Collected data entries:
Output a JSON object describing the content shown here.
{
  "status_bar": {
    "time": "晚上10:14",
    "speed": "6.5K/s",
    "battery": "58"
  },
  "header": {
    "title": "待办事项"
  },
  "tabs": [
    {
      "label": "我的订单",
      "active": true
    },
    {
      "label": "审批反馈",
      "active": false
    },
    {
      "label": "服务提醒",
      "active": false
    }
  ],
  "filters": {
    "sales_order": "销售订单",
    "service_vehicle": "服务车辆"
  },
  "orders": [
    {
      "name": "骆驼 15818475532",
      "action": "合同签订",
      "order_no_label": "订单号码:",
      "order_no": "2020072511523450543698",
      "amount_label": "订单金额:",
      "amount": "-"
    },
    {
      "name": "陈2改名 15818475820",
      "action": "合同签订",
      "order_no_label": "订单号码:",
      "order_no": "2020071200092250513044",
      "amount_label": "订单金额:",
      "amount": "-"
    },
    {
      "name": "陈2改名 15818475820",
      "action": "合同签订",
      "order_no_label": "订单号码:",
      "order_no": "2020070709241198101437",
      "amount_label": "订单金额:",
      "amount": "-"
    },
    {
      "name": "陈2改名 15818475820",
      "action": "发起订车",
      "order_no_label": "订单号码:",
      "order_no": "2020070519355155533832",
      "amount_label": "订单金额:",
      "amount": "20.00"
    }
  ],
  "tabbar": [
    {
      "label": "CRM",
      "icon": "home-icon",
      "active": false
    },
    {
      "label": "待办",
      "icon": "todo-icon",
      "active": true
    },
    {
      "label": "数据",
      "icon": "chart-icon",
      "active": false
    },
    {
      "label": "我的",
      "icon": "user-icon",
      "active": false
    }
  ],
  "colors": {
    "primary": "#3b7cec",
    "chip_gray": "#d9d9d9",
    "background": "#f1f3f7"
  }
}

- [Exercise instructions] All of the entries must be quoted exactly; please include each one.

- [Result for this exercise]
Output a JSON object describing the content shown here.
{
  "status_bar": {
    "time": "晚上10:14",
    "speed": "6.5K/s",
    "battery": "58"
  },
  "header": {
    "title": "待办事项"
  },
  "tabs": [
    {
      "label": "我的订单",
      "active": true
    },
    {
      "label": "审批反馈",
      "active": false
    },
    {
      "label": "服务提醒",
      "active": false
    }
  ],
  "filters": {
    "sales_order": "销售订单",
    "service_vehicle": "服务车辆"
  },
  "orders": [
    {
      "name": "骆驼 15818475532",
      "action": "合同签订",
      "order_no_label": "订单号码:",
      "order_no": "2020072511523450543698",
      "amount_label": "订单金额:",
      "amount": "-"
    },
    {
      "name": "陈2改名 15818475820",
      "action": "合同签订",
      "order_no_label": "订单号码:",
      "order_no": "2020071200092250513044",
      "amount_label": "订单金额:",
      "amount": "-"
    },
    {
      "name": "陈2改名 15818475820",
      "action": "合同签订",
      "order_no_label": "订单号码:",
      "order_no": "2020070709241198101437",
      "amount_label": "订单金额:",
      "amount": "-"
    },
    {
      "name": "陈2改名 15818475820",
      "action": "发起订车",
      "order_no_label": "订单号码:",
      "order_no": "2020070519355155533832",
      "amount_label": "订单金额:",
      "amount": "20.00"
    }
  ],
  "tabbar": [
    {
      "label": "CRM",
      "icon": "home-icon",
      "active": false
    },
    {
      "label": "待办",
      "icon": "todo-icon",
      "active": true
    },
    {
      "label": "数据",
      "icon": "chart-icon",
      "active": false
    },
    {
      "label": "我的",
      "icon": "user-icon",
      "active": false
    }
  ],
  "colors": {
    "primary": "#3b7cec",
    "chip_gray": "#d9d9d9",
    "background": "#f1f3f7"
  }
}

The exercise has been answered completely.